**Requirements:** Tally the lines containing the word "name", and report the tally alone.

********************

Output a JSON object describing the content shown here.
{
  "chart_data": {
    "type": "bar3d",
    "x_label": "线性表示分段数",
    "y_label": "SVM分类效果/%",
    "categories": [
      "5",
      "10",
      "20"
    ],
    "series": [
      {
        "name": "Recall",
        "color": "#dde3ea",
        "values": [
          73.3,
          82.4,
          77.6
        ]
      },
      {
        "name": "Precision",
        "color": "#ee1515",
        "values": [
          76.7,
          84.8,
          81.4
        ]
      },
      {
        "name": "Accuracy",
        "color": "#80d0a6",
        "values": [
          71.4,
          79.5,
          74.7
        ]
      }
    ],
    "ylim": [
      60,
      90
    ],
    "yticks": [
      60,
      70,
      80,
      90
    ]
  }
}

********************

**Result of this exercise:** 3